───── Records shown

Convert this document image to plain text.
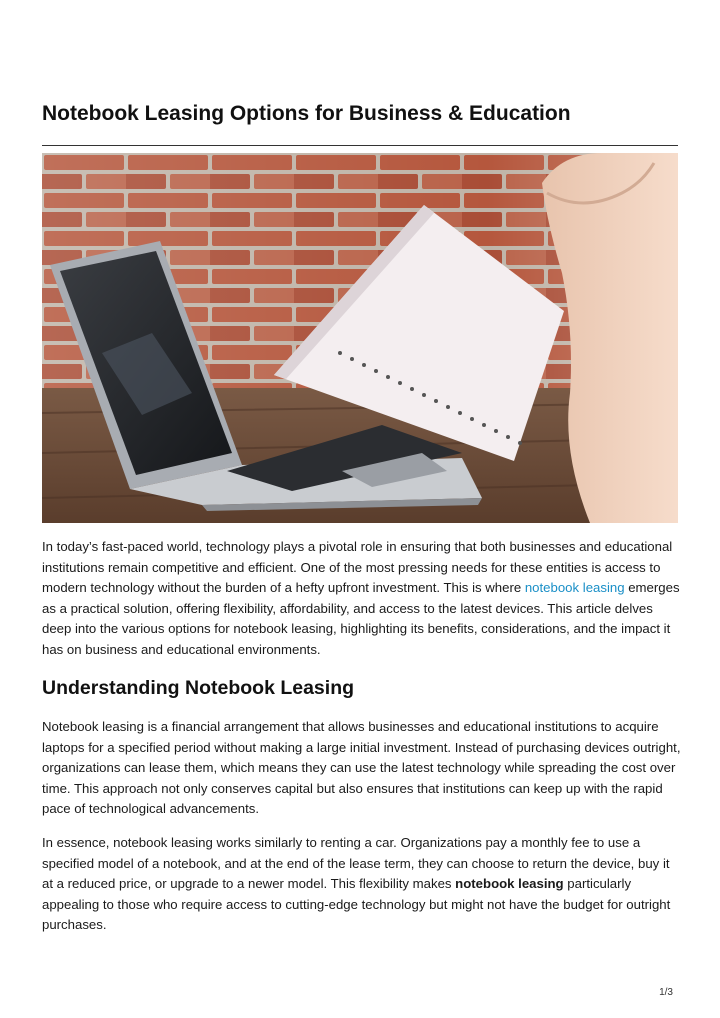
Notebook Leasing Options for Business & Education

In today’s fast-paced world, technology plays a pivotal role in ensuring that both businesses and educational institutions remain competitive and efficient. One of the most pressing needs for these entities is access to modern technology without the burden of a hefty upfront investment. This is where notebook leasing emerges as a practical solution, offering flexibility, affordability, and access to the latest devices. This article delves deep into the various options for notebook leasing, highlighting its benefits, considerations, and the impact it has on business and educational environments.

Understanding Notebook Leasing

Notebook leasing is a financial arrangement that allows businesses and educational institutions to acquire laptops for a specified period without making a large initial investment. Instead of purchasing devices outright, organizations can lease them, which means they can use the latest technology while spreading the cost over time. This approach not only conserves capital but also ensures that institutions can keep up with the rapid pace of technological advancements.

In essence, notebook leasing works similarly to renting a car. Organizations pay a monthly fee to use a specified model of a notebook, and at the end of the lease term, they can choose to return the device, buy it at a reduced price, or upgrade to a newer model. This flexibility makes notebook leasing particularly appealing to those who require access to cutting-edge technology but might not have the budget for outright purchases.

1/3
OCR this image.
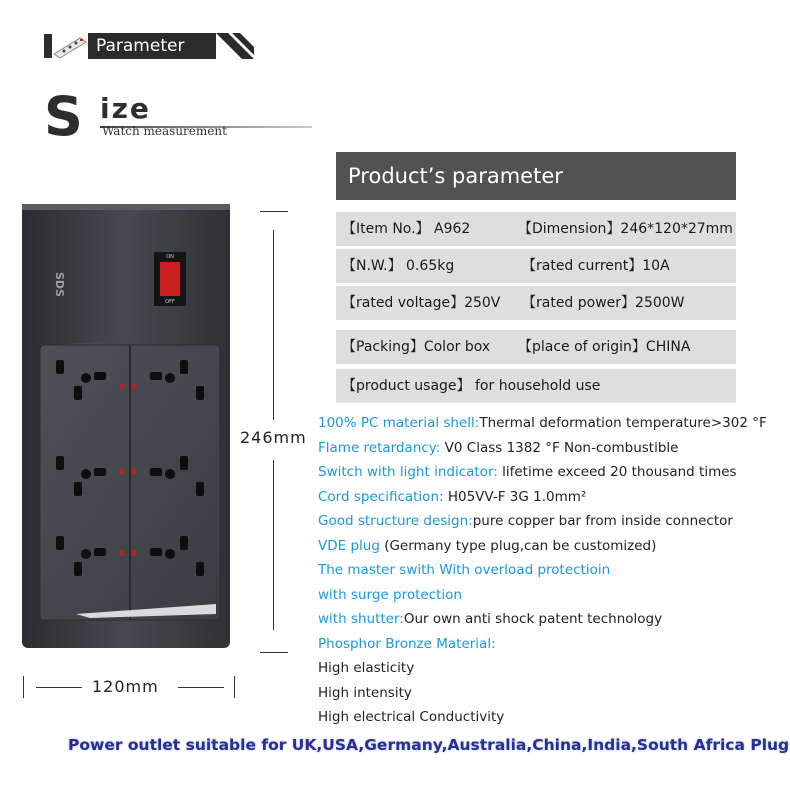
Parameter
S ize
Watch measurement
Product’s parameter
【Item No.】 A962	【Dimension】246*120*27mm
【N.W.】 0.65kg	【rated current】10A
【rated voltage】250V 【rated power】2500W
【Packing】Color box 【place of origin】CHINA
【product usage】 for household use
SDS
ON
OFF
246mm
120mm
100% PC material shell:Thermal deformation temperature>302 °F
Flame retardancy: V0 Class 1382 °F Non-combustible
Switch with light indicator: lifetime exceed 20 thousand times
Cord specification: H05VV-F 3G 1.0mm²
Good structure design:pure copper bar from inside connector
VDE plug (Germany type plug,can be customized)
The master swith With overload protectioin
with surge protection
with shutter:Our own anti shock patent technology
Phosphor Bronze Material:
High elasticity
High intensity
High electrical Conductivity
Power outlet suitable for UK,USA,Germany,Australia,China,India,South Africa Plug
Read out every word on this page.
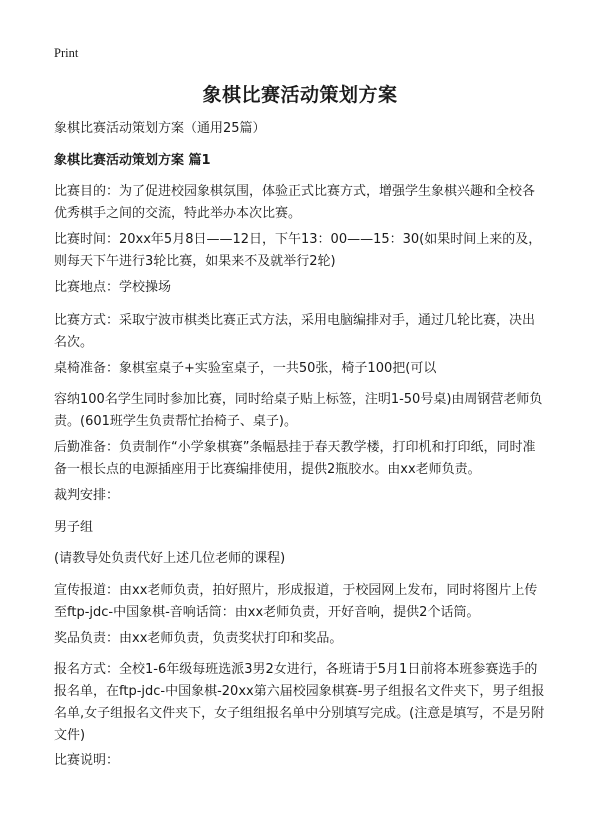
Print
象棋比赛活动策划方案
象棋比赛活动策划方案（通用25篇）
象棋比赛活动策划方案 篇1
比赛目的：为了促进校园象棋氛围，体验正式比赛方式，增强学生象棋兴趣和全校各优秀棋手之间的交流，特此举办本次比赛。
比赛时间：20xx年5月8日——12日，下午13：00——15：30(如果时间上来的及，则每天下午进行3轮比赛，如果来不及就举行2轮)
比赛地点：学校操场
比赛方式：采取宁波市棋类比赛正式方法，采用电脑编排对手，通过几轮比赛，决出名次。
桌椅准备：象棋室桌子+实验室桌子，一共50张，椅子100把(可以
容纳100名学生同时参加比赛，同时给桌子贴上标签，注明1-50号桌)由周钢营老师负责。(601班学生负责帮忙抬椅子、桌子)。
后勤准备：负责制作“小学象棋赛”条幅悬挂于春天教学楼，打印机和打印纸，同时准备一根长点的电源插座用于比赛编排使用，提供2瓶胶水。由xx老师负责。
裁判安排：
男子组
(请教导处负责代好上述几位老师的课程)
宣传报道：由xx老师负责，拍好照片，形成报道，于校园网上发布，同时将图片上传至ftp-jdc-中国象棋-音响话筒：由xx老师负责，开好音响，提供2个话筒。
奖品负责：由xx老师负责，负责奖状打印和奖品。
报名方式：全校1-6年级每班选派3男2女进行，各班请于5月1日前将本班参赛选手的报名单，在ftp-jdc-中国象棋-20xx第六届校园象棋赛-男子组报名文件夹下，男子组报名单,女子组报名文件夹下，女子组组报名单中分别填写完成。(注意是填写，不是另附文件)
比赛说明：
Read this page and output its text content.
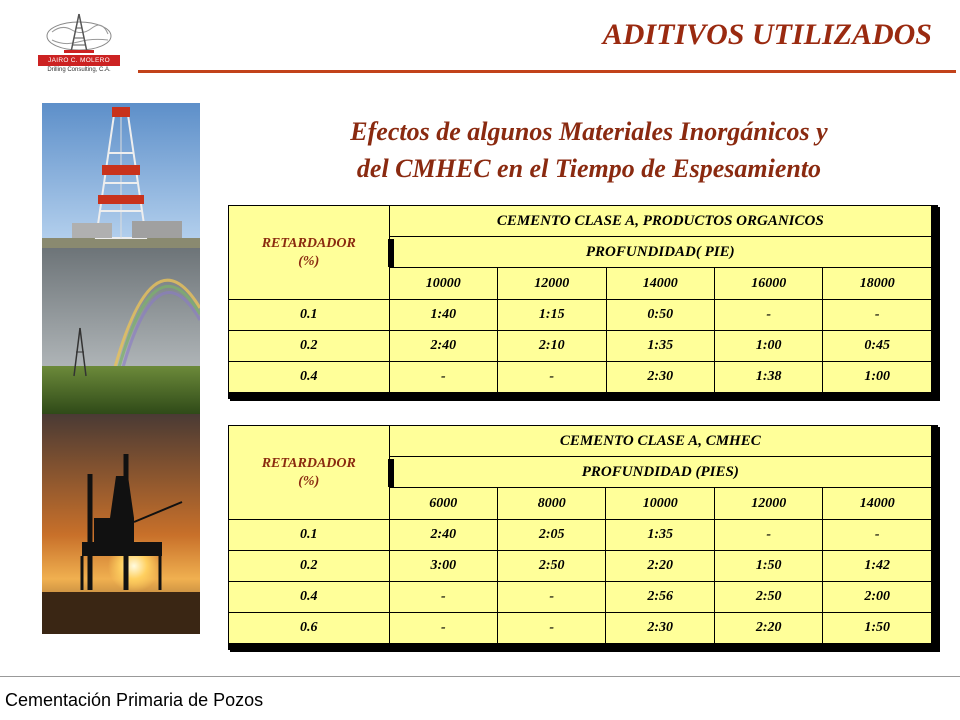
JAIRO C. MOLERO
Drilling Consulting, C.A.
ADITIVOS UTILIZADOS
Efectos de algunos Materiales Inorgánicos y
del CMHEC en el Tiempo de Espesamiento
RETARDADOR
(%)	CEMENTO CLASE A, PRODUCTOS ORGANICOS				

PROFUNDIDAD( PIE)				
	10000	12000	14000	16000	18000
0.1	1:40	1:15	0:50	-	-
0.2	2:40	2:10	1:35	1:00	0:45
0.4	-	-	2:30	1:38	1:00
RETARDADOR
(%)	CEMENTO CLASE A, CMHEC				

PROFUNDIDAD (PIES)				
	6000	8000	10000	12000	14000
0.1	2:40	2:05	1:35	-	-
0.2	3:00	2:50	2:20	1:50	1:42
0.4	-	-	2:56	2:50	2:00
0.6	-	-	2:30	2:20	1:50
Cementación Primaria de Pozos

──────────

Scan the listing above. Gather each line that contains the word "rated".

【N.W.】 0.65kg	【rated current】10A
【rated voltage】250V 【rated power】2500W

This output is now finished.